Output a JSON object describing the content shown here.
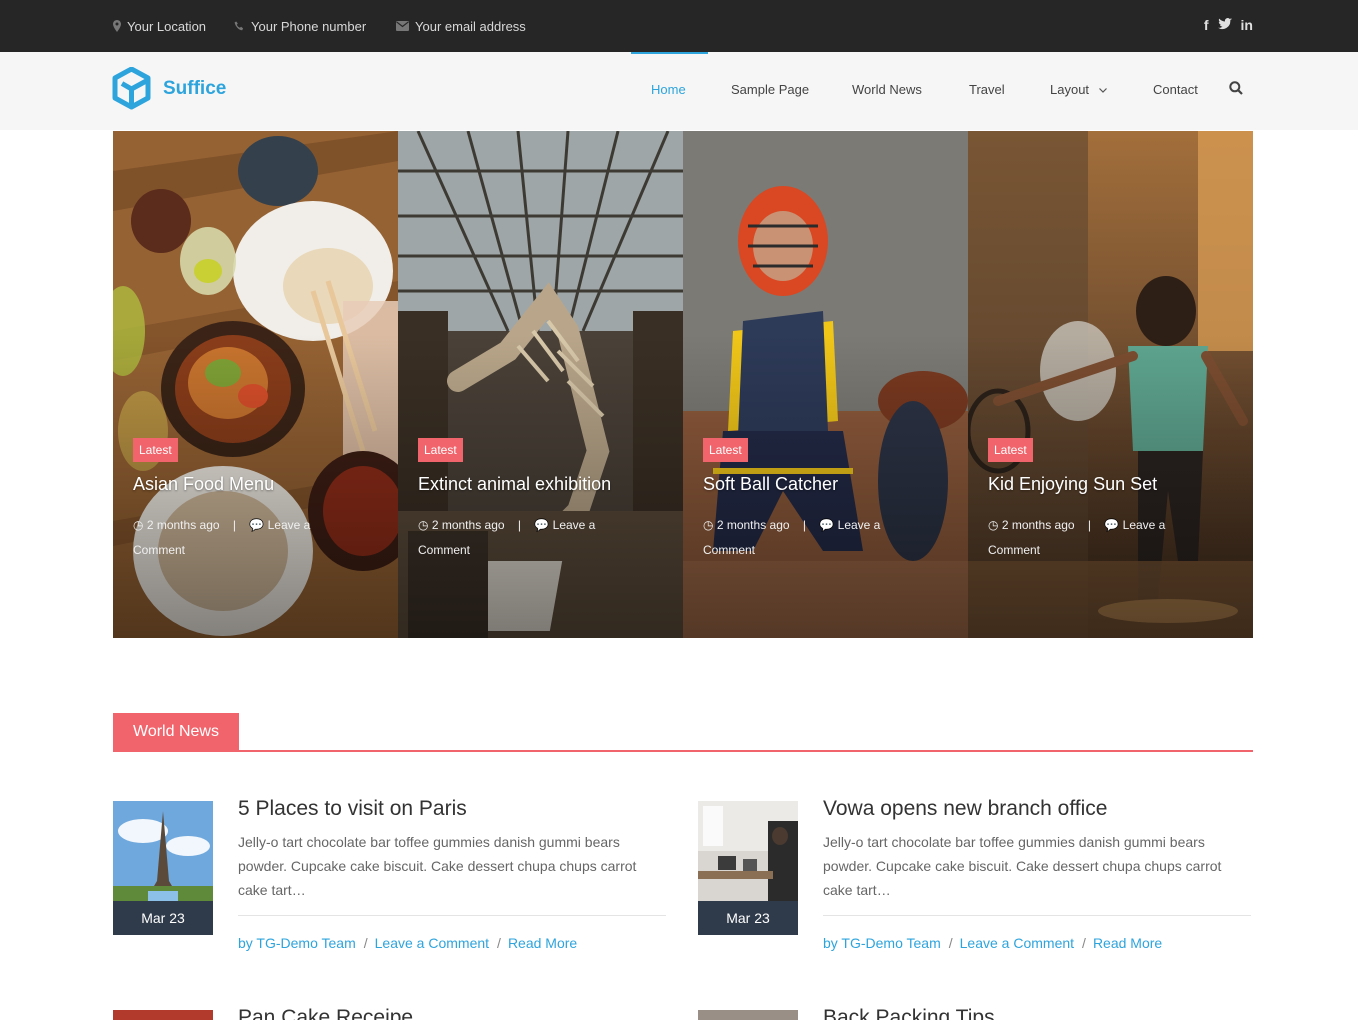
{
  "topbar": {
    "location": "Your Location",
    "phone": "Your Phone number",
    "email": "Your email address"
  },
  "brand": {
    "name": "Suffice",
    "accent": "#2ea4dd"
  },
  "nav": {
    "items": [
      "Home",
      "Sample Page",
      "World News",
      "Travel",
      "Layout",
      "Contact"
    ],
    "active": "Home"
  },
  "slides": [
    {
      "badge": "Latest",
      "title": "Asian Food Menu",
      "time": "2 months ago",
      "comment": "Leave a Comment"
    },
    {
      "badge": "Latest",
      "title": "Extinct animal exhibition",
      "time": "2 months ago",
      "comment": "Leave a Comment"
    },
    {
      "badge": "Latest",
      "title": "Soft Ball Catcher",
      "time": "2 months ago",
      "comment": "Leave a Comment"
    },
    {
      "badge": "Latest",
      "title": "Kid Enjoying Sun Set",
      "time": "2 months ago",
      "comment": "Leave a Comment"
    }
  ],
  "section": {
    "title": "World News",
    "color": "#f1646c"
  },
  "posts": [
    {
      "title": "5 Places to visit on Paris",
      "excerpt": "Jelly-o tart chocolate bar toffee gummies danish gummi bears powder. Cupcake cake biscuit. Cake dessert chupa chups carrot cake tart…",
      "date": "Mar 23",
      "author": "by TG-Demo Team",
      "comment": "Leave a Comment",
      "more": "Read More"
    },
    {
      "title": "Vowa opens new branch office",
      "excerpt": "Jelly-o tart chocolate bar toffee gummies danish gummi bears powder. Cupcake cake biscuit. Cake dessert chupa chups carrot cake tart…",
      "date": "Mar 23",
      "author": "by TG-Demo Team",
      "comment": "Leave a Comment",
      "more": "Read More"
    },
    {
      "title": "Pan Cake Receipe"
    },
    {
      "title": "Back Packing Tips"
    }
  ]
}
* * *
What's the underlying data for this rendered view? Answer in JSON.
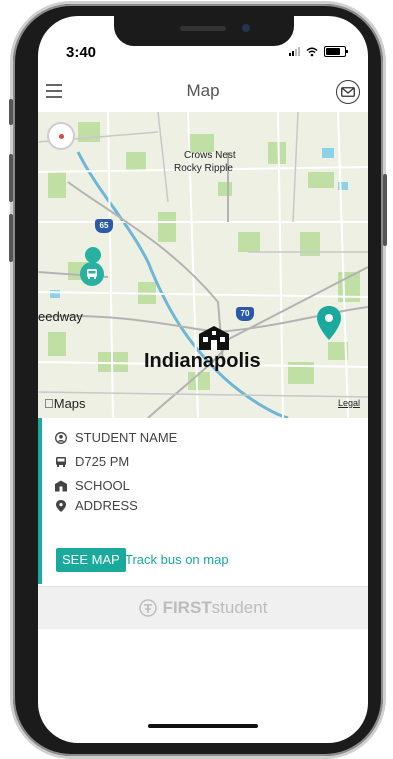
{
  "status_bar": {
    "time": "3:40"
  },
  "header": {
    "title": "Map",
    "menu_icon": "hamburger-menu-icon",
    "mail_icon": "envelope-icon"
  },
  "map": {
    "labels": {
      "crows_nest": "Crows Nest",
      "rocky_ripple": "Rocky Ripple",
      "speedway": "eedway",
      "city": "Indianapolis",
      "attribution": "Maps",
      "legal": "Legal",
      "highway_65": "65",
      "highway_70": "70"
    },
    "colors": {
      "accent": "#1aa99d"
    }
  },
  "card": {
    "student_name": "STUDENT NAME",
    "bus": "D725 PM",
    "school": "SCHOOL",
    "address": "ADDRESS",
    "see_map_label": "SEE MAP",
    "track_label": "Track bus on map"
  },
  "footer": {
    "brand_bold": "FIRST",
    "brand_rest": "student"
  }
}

* **Directive**
Identify the lines of the entries containing the string "JSON". Copy each such line.

* **Task solution**
Output a JSON object describing the content shown here.
What's the underlying data for this rendered view? Answer in JSON.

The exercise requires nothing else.